● **What is expected**: Return the lines where the word "JSON" occurs.

— Begin Entries —

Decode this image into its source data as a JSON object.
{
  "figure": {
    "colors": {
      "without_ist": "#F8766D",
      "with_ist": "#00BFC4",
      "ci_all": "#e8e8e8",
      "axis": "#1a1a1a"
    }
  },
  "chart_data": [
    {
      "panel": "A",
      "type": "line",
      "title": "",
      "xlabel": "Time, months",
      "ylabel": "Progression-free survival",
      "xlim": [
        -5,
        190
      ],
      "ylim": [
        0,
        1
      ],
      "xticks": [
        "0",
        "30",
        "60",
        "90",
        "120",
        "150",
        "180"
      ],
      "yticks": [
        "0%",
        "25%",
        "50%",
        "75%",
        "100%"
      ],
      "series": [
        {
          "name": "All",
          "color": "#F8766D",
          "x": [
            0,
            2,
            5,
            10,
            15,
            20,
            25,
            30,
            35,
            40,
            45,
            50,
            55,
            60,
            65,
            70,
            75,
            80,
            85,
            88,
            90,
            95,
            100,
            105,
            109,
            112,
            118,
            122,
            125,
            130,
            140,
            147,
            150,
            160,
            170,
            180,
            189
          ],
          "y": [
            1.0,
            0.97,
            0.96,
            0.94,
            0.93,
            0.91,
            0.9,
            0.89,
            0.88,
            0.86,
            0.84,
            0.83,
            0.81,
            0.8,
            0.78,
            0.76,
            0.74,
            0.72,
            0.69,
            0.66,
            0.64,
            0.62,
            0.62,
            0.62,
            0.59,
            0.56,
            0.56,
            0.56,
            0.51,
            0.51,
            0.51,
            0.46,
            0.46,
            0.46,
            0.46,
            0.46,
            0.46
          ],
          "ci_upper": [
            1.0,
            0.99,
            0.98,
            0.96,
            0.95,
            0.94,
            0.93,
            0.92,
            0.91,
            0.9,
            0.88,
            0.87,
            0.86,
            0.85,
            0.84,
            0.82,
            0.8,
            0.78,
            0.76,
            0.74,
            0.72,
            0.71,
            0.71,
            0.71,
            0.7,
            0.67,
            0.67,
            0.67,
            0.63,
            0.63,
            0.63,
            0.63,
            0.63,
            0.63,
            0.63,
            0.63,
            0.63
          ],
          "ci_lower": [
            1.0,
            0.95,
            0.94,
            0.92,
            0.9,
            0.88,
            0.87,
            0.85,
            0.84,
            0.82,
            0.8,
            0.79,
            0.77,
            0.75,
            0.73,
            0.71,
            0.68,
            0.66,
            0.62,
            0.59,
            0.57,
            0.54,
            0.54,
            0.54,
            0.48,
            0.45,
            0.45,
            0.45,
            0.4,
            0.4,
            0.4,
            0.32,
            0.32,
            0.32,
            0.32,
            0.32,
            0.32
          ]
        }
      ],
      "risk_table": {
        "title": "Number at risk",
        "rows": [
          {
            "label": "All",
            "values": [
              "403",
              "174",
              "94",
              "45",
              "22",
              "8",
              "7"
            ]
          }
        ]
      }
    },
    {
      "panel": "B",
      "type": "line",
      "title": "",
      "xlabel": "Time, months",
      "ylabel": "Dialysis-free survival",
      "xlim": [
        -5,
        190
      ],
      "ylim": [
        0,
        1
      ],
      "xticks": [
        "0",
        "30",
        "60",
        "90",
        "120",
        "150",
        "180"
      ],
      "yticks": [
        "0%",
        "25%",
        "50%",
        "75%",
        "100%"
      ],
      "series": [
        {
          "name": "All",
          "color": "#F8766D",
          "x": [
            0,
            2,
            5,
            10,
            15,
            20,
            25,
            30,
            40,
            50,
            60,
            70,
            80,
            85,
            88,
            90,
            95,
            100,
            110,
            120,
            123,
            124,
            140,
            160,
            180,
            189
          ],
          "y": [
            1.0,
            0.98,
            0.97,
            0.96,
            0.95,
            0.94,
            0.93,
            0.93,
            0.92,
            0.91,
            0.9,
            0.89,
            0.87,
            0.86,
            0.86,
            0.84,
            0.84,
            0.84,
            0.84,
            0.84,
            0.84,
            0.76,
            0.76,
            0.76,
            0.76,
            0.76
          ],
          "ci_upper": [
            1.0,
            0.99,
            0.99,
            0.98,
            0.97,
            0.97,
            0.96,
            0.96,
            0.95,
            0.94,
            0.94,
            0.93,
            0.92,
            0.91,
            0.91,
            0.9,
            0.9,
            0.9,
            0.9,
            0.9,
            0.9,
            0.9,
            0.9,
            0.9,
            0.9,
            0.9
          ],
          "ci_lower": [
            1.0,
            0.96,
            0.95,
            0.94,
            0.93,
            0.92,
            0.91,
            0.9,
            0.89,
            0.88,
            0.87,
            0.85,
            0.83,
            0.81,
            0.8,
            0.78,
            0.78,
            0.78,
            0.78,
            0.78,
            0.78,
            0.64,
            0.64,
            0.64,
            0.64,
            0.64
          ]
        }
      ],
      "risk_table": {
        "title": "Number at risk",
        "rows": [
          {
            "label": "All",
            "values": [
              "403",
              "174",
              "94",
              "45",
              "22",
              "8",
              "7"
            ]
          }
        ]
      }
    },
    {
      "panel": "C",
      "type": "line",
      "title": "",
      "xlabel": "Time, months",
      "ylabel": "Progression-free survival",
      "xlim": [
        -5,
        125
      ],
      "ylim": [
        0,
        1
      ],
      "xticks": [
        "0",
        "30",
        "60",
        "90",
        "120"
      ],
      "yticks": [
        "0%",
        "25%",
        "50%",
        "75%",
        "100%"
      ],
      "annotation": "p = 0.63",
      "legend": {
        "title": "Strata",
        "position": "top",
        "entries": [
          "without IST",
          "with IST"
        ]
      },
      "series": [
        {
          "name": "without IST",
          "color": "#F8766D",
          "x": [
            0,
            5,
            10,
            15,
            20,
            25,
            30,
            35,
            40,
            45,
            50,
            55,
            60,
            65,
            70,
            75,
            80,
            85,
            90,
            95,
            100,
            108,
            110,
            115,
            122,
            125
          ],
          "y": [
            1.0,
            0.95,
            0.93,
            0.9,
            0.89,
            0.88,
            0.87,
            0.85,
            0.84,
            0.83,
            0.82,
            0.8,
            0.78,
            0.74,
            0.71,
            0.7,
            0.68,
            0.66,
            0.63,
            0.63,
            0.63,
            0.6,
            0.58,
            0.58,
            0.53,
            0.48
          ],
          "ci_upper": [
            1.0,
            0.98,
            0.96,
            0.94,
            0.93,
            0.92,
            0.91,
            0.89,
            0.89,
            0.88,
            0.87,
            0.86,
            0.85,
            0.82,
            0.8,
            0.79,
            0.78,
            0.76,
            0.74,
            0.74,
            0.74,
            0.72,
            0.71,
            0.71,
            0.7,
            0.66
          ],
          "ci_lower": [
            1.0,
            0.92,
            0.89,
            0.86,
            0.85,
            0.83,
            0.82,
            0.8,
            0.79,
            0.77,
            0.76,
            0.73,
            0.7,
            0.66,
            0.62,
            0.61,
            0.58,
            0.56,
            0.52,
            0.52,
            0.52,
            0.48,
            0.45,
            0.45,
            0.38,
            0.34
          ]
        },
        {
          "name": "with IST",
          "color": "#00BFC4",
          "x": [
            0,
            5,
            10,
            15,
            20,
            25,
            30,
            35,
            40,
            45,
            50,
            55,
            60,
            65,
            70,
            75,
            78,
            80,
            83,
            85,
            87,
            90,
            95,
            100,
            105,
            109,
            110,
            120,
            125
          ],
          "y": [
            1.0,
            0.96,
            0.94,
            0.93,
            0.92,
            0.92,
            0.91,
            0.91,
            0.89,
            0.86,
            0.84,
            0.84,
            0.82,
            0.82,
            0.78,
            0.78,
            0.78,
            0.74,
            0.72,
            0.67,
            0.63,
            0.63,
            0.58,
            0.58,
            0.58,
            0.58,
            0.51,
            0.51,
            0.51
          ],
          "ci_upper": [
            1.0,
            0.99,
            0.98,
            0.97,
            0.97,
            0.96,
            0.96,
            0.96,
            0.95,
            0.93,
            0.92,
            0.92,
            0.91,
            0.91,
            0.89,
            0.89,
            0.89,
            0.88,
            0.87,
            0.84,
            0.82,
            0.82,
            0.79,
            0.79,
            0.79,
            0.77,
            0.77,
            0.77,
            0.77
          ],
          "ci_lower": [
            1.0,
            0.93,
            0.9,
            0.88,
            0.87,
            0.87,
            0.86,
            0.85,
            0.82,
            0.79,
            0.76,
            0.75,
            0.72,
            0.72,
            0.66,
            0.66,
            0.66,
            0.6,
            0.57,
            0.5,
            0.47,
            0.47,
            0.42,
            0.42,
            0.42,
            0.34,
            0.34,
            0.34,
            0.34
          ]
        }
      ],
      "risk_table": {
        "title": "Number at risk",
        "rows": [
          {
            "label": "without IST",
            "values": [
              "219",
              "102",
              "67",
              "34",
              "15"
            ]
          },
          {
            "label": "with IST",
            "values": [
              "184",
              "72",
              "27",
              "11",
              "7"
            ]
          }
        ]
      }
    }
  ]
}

— End Entries —
— Begin Entries —

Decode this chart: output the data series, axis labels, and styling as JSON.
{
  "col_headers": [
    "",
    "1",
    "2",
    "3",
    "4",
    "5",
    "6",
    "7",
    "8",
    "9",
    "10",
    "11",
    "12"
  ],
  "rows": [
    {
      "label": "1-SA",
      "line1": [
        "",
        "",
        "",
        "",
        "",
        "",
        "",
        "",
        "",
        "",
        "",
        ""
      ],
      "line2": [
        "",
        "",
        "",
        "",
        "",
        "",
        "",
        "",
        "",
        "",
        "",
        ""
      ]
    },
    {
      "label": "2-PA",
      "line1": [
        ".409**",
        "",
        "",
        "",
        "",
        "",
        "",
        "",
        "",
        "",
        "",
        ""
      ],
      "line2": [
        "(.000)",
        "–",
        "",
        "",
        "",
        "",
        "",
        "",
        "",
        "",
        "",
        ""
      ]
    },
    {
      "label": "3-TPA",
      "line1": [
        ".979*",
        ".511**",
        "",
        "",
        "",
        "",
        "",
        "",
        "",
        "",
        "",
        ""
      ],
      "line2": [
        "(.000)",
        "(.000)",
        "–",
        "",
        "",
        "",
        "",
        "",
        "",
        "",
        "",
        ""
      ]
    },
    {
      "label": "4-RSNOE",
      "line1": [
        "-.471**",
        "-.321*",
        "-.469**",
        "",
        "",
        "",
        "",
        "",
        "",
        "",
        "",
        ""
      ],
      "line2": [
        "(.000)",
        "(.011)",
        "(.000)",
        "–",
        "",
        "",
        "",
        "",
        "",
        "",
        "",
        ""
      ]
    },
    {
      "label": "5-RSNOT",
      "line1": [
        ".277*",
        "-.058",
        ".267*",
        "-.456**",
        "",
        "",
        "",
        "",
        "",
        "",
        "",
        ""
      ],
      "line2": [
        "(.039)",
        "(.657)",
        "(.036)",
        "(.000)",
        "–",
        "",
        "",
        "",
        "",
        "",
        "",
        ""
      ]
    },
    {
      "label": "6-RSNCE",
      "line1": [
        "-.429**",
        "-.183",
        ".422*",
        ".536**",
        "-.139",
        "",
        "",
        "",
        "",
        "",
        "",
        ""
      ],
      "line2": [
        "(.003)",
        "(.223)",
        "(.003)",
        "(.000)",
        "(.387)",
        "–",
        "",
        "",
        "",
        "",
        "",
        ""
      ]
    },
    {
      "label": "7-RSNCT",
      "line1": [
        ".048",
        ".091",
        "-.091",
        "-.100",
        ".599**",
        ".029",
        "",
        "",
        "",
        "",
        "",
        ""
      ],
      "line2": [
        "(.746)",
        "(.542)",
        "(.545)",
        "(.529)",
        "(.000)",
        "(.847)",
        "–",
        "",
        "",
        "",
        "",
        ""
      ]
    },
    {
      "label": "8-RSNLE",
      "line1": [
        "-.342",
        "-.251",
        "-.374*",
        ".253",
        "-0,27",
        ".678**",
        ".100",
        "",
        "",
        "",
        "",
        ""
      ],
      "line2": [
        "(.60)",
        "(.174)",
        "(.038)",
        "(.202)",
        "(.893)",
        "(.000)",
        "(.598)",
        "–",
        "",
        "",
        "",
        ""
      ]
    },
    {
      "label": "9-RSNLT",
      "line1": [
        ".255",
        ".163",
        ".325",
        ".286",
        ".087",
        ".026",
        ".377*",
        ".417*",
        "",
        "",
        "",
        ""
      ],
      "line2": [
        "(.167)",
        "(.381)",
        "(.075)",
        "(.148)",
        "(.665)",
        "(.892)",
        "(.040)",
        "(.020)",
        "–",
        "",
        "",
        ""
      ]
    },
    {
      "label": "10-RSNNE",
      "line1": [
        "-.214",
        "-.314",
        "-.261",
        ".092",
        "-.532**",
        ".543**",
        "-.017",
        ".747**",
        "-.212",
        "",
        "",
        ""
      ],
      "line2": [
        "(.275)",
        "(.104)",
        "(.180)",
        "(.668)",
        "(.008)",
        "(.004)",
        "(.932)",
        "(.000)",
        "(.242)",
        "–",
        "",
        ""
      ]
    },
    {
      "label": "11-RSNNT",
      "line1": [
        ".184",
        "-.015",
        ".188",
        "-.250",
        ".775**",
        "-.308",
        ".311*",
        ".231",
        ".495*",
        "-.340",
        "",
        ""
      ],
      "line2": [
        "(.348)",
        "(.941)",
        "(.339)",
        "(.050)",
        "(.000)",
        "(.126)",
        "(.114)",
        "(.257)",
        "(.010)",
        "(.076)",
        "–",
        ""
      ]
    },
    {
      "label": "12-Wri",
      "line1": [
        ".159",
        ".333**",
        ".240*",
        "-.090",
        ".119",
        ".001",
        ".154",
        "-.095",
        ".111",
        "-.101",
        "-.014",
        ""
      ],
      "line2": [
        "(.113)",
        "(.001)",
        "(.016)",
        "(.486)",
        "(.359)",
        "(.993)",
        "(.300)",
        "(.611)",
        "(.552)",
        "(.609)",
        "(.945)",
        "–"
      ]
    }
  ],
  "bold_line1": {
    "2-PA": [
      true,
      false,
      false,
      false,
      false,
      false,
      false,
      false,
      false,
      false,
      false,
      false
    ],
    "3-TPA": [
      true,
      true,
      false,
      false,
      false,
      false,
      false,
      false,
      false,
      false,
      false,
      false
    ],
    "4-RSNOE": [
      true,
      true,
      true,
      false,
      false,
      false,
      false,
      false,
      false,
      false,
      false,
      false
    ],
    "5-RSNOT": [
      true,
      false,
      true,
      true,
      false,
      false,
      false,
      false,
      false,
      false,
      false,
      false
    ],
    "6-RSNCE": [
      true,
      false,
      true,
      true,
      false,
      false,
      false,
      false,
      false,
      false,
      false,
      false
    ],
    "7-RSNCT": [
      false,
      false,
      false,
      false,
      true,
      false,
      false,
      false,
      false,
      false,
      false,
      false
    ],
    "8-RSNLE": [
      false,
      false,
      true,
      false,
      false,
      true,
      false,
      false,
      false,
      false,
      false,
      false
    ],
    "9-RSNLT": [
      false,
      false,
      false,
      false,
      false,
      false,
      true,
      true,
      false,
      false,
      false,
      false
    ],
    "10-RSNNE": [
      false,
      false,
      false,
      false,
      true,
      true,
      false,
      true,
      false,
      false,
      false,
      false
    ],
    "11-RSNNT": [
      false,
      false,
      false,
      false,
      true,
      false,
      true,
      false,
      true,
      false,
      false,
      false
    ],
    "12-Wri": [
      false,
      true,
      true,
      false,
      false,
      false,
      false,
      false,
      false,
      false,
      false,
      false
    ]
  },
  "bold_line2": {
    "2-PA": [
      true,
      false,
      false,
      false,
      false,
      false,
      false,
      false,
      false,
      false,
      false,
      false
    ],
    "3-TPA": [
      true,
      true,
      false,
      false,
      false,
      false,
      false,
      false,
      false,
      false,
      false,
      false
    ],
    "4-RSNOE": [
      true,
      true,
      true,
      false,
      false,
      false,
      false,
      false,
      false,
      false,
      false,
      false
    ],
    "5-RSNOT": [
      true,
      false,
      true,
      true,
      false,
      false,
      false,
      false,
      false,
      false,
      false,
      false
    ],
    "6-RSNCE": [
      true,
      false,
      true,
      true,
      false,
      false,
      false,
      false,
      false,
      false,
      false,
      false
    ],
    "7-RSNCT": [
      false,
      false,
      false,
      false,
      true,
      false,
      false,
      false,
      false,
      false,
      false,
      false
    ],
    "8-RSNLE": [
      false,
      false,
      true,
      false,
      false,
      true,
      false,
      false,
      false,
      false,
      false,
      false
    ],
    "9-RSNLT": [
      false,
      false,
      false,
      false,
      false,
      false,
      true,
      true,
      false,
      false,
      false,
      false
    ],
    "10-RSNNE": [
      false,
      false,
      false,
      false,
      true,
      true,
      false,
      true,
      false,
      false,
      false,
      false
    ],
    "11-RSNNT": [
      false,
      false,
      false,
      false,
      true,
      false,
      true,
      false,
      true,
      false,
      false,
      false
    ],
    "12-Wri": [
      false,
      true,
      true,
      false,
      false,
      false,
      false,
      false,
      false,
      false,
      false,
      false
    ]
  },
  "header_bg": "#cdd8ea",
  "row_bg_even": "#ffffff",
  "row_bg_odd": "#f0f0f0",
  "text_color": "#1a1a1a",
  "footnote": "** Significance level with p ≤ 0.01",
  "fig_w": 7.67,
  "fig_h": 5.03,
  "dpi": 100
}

— End Entries —

● **Answer in full**:
Decode this image into its source data as a JSON object.
Decode this chart: output the data series, axis labels, and styling as JSON.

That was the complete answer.